_WHAT YOU NEED TO DO_.
Return all lines below containing the word "dropbox".

_RECORDS SUPPLIED_.
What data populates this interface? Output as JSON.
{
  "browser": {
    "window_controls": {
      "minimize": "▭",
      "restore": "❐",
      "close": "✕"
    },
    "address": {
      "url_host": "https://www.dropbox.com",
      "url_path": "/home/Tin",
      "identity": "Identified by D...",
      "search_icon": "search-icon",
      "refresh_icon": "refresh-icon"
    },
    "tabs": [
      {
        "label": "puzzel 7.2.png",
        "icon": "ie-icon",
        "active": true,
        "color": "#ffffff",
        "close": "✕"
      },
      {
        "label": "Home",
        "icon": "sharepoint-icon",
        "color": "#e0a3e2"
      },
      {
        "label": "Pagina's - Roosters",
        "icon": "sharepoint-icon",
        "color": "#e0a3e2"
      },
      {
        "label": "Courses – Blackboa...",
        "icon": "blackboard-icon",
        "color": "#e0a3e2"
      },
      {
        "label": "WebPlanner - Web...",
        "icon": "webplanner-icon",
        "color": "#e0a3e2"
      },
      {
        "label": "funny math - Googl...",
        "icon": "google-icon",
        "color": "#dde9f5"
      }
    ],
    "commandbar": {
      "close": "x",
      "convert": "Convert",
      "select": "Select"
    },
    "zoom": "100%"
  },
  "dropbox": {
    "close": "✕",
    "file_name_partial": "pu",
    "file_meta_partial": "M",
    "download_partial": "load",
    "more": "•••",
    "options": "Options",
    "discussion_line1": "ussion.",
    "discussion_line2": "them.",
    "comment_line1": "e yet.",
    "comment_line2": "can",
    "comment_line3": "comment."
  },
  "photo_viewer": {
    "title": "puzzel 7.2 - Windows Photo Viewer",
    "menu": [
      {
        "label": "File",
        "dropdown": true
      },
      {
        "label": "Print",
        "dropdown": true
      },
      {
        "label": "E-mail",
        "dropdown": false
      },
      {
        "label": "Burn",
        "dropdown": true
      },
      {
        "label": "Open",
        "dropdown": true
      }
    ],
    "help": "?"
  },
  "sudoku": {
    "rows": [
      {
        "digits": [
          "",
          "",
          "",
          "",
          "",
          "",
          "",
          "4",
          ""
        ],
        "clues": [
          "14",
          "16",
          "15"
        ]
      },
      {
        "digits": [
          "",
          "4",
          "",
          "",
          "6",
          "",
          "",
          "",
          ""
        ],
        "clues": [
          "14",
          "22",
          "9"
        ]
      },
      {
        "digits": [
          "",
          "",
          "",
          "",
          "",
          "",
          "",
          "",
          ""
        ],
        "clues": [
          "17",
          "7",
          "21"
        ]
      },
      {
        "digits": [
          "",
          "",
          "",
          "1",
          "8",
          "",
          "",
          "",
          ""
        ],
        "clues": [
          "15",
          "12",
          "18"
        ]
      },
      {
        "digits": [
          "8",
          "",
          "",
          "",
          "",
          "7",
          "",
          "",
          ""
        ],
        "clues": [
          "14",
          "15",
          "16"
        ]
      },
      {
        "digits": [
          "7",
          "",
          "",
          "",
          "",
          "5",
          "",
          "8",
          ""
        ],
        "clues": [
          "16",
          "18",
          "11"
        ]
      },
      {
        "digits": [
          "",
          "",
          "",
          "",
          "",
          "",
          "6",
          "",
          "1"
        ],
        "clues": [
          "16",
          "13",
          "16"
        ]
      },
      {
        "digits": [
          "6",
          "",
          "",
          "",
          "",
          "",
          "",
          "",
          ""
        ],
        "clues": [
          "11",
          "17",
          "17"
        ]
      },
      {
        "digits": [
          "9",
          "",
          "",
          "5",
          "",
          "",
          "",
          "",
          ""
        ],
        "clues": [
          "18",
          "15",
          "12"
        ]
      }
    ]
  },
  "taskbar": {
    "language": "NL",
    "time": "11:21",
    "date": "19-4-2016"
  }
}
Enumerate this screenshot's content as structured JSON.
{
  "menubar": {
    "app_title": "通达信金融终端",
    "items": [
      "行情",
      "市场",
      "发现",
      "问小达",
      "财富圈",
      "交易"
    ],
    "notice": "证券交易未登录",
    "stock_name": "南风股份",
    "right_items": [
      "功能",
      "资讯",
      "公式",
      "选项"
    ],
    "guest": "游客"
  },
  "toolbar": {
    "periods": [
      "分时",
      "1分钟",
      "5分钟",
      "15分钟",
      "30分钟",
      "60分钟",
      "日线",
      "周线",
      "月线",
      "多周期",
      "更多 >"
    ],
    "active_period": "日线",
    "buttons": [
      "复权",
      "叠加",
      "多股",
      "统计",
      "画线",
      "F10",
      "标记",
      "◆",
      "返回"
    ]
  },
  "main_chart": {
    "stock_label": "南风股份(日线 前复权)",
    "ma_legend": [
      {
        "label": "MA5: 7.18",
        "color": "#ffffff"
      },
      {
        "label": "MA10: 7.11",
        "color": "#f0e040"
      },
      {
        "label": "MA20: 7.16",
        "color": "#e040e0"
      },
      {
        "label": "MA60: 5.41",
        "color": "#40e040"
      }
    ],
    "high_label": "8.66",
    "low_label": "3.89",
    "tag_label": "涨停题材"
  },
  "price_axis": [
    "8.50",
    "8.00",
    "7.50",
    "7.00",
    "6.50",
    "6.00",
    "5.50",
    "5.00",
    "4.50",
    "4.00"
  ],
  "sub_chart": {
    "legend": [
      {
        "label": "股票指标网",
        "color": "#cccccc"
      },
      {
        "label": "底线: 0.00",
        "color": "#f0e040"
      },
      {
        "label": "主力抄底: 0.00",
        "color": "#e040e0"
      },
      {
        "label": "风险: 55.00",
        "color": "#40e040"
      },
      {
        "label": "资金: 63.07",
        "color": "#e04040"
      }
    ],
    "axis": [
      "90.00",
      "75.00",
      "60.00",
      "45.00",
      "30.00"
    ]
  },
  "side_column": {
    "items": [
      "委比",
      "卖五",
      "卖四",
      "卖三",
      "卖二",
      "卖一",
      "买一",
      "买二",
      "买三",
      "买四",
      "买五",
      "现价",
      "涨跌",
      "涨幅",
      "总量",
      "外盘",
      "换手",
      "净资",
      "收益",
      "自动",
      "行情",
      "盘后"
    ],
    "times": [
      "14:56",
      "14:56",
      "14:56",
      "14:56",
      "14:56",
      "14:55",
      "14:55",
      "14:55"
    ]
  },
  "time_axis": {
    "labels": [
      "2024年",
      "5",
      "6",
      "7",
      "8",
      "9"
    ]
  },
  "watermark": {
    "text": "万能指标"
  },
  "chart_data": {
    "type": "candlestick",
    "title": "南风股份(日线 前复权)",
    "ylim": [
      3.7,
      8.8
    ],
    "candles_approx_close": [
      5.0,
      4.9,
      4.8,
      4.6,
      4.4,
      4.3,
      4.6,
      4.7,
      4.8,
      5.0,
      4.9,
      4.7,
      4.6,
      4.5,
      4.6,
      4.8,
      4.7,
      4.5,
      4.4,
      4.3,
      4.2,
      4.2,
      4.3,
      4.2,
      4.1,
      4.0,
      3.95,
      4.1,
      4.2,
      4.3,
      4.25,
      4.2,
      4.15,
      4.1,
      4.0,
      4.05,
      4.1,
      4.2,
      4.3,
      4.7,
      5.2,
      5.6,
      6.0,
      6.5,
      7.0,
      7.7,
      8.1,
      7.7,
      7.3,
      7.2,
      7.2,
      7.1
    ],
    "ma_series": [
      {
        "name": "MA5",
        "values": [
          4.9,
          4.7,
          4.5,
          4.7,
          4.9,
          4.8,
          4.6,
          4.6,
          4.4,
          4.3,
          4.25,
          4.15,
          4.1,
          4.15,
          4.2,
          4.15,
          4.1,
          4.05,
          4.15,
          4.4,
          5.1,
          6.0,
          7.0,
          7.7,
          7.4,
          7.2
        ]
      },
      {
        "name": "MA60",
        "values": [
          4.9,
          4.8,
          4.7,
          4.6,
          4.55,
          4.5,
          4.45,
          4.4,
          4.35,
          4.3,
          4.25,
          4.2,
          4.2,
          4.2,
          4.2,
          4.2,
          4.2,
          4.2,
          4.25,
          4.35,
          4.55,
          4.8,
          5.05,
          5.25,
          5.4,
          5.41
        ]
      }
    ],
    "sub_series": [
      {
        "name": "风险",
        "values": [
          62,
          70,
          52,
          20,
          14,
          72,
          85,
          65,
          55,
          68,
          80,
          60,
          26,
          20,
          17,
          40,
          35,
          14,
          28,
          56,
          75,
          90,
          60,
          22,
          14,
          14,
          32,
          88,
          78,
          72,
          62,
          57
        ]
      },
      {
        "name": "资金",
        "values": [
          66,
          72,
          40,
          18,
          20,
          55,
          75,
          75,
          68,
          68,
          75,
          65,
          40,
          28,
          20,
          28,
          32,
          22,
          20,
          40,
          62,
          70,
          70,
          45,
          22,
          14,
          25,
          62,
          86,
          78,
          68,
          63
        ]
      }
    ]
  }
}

_EXPECTED ANSWER_.
      "url_host": "https://www.dropbox.com",
  "dropbox": {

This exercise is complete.